AIM OF THE TASK:
Please copy every line of the records below that holds the word "organisms".

DATA FOR THE TASK:
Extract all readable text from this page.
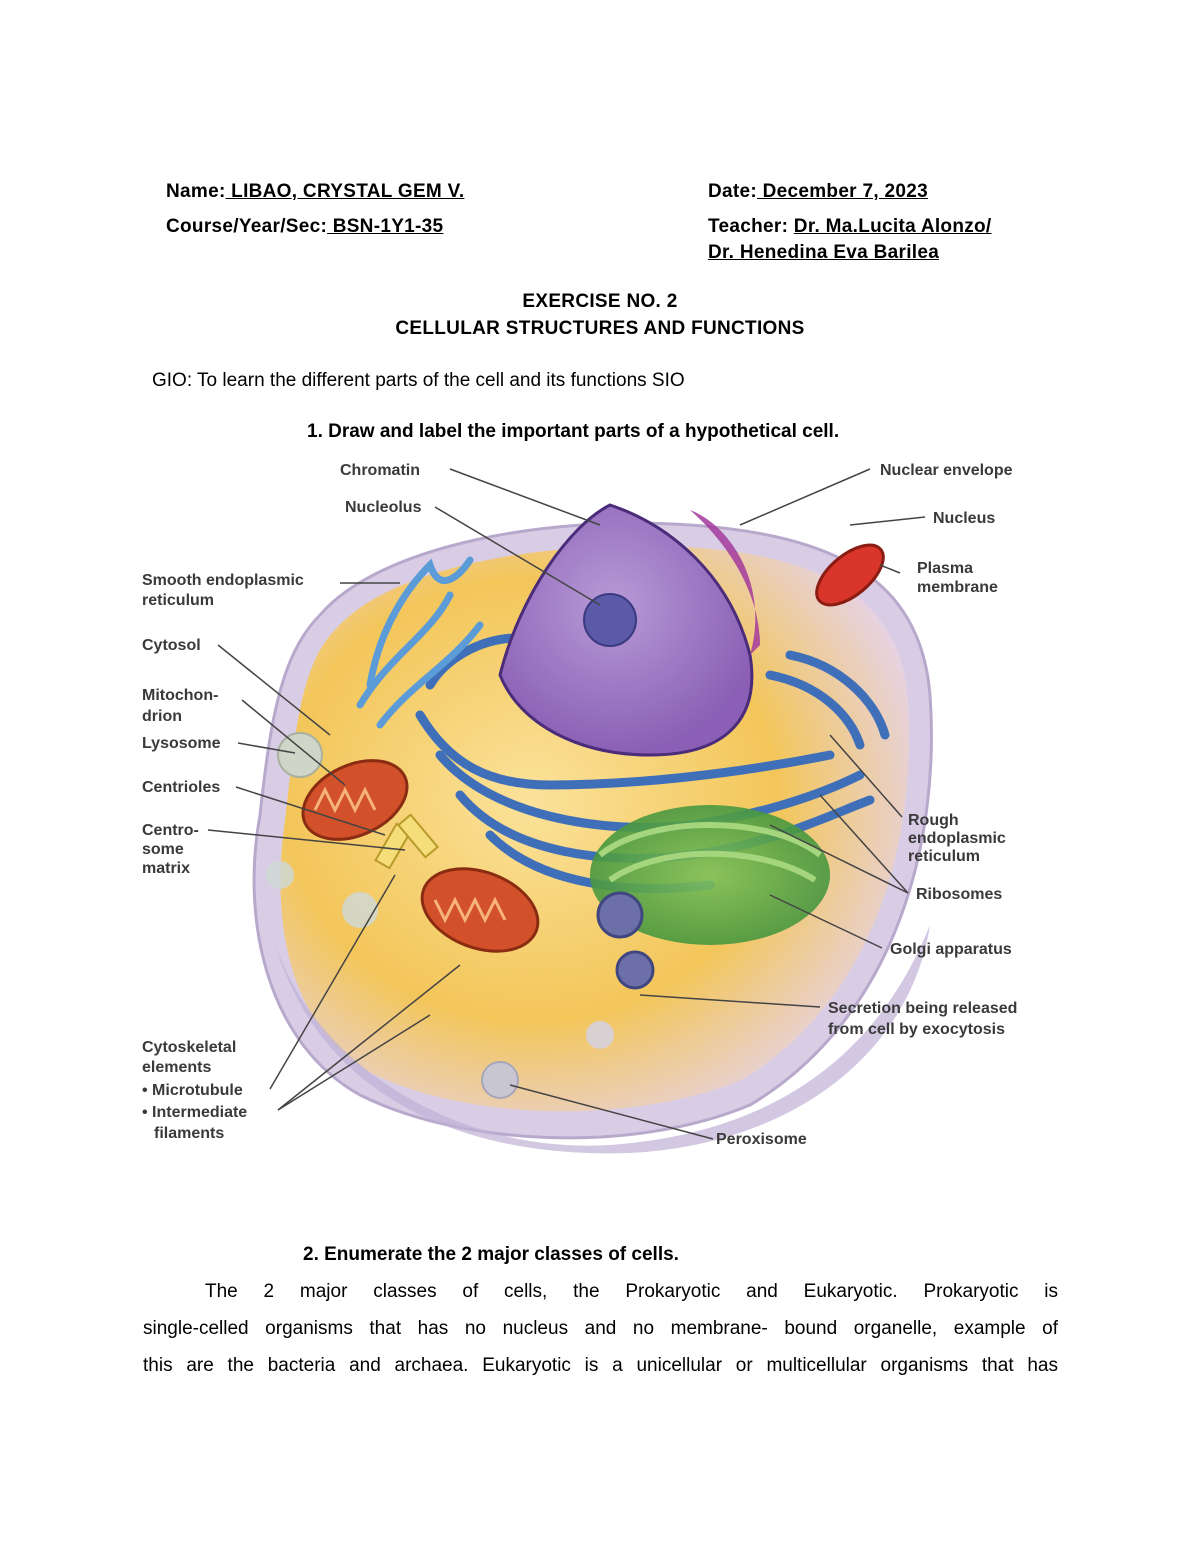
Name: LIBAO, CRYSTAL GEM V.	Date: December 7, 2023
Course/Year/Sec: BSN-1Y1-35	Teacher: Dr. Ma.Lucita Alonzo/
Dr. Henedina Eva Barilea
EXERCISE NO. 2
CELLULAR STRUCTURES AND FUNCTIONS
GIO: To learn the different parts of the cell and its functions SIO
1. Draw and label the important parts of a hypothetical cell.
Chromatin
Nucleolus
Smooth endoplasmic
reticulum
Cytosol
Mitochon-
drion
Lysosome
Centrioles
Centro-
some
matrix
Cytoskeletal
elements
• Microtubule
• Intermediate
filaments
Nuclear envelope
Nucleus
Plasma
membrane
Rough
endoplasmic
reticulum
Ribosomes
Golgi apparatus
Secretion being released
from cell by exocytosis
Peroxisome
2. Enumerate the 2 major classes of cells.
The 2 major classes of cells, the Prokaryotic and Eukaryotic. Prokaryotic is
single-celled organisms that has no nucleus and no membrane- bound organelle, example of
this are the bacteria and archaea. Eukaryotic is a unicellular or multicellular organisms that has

RESULT:
single-celled organisms that has no nucleus and no membrane- bound organelle, example of
this are the bacteria and archaea. Eukaryotic is a unicellular or multicellular organisms that has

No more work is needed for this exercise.